- EXERCISE PROMPT
From the listing below, pull out every line where the string "color" appears.

- TASK INPUT
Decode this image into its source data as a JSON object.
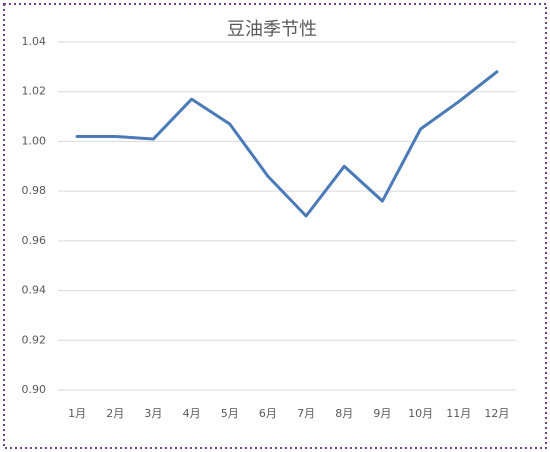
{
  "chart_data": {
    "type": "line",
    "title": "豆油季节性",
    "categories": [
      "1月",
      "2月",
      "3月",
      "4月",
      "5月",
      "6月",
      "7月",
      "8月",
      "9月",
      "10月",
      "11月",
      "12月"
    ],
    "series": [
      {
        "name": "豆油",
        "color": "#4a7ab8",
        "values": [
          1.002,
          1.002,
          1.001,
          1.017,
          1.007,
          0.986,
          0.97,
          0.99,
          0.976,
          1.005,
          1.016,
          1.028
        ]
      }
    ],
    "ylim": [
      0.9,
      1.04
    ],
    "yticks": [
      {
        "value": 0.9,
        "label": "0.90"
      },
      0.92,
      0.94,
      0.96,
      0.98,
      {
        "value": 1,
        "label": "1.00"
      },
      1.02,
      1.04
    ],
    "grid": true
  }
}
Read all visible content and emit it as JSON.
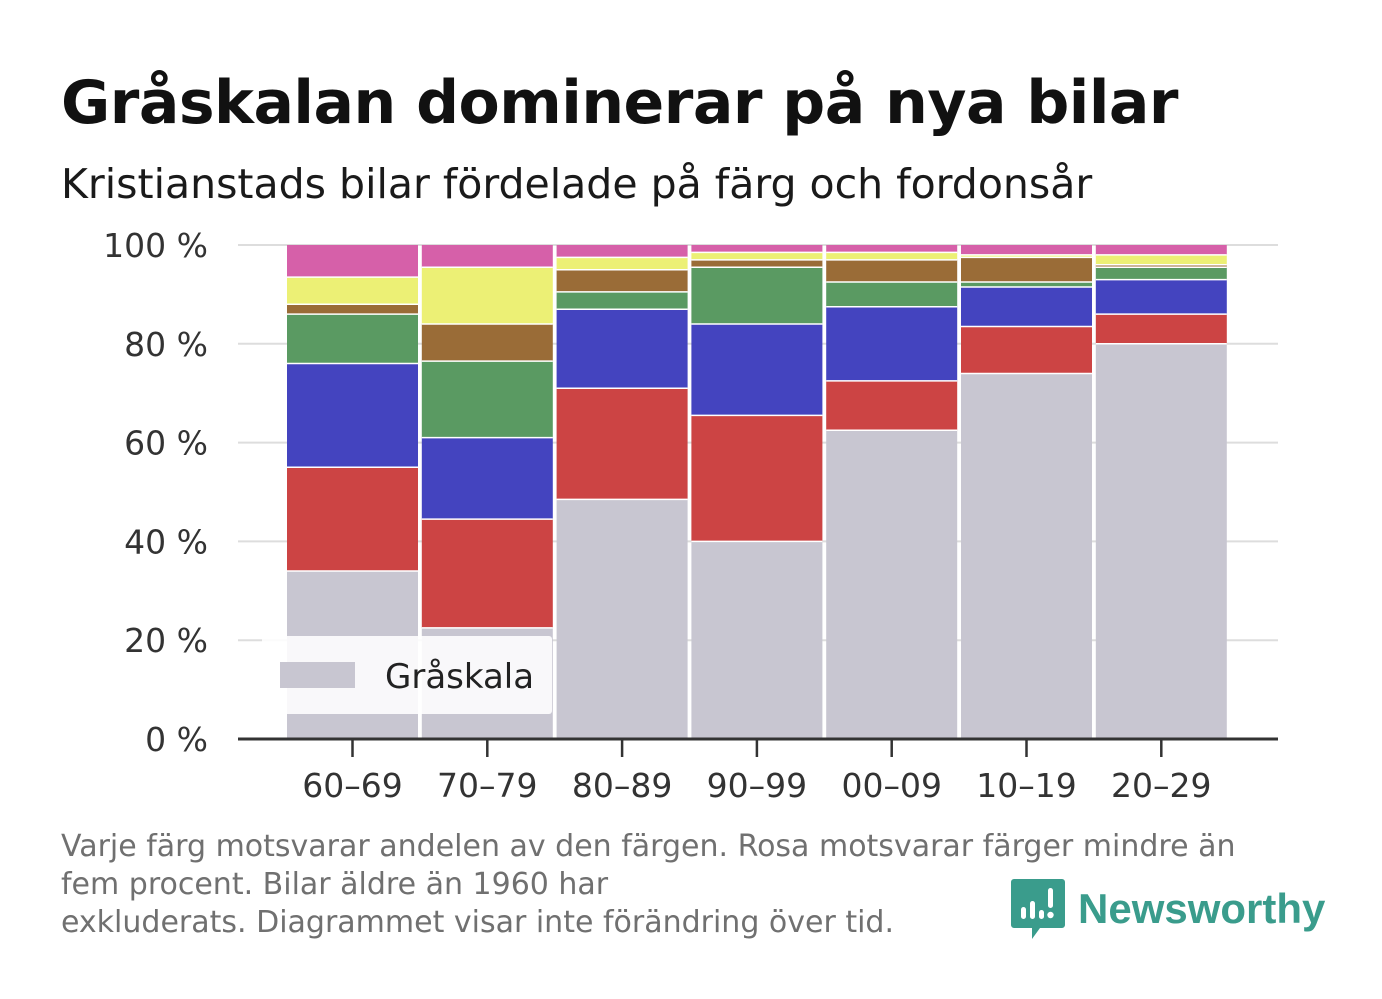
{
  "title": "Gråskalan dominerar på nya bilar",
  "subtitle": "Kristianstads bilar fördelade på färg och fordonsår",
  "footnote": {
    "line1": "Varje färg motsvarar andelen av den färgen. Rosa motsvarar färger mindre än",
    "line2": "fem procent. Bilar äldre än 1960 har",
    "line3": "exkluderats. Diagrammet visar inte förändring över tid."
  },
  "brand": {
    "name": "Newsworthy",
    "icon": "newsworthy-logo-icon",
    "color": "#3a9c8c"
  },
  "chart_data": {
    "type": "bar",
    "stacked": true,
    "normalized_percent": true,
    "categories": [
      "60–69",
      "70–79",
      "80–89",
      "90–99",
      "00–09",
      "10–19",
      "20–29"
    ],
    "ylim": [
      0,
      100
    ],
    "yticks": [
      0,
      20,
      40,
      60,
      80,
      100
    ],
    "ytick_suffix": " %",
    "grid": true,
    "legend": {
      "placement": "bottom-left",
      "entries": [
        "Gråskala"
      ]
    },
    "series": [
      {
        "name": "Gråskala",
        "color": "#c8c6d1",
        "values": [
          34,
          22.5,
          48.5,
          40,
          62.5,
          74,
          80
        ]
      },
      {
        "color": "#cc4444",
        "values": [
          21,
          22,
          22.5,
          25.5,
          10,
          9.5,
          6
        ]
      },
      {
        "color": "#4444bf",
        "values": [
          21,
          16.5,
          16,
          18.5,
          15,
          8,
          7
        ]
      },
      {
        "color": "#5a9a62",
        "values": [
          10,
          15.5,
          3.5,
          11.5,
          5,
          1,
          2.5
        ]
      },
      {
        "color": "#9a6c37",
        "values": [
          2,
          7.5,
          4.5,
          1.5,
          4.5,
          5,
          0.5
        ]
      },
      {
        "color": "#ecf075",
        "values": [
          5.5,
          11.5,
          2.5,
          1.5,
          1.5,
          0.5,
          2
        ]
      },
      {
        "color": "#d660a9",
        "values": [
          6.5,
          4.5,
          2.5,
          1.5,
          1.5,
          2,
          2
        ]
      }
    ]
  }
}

- FINAL ANSWER
        "color": "#4a7ab8",
    "color": "#3a9c8c"
        "color": "#c8c6d1",
        "color": "#cc4444",
        "color": "#4444bf",
        "color": "#5a9a62",
        "color": "#9a6c37",
        "color": "#ecf075",
        "color": "#d660a9",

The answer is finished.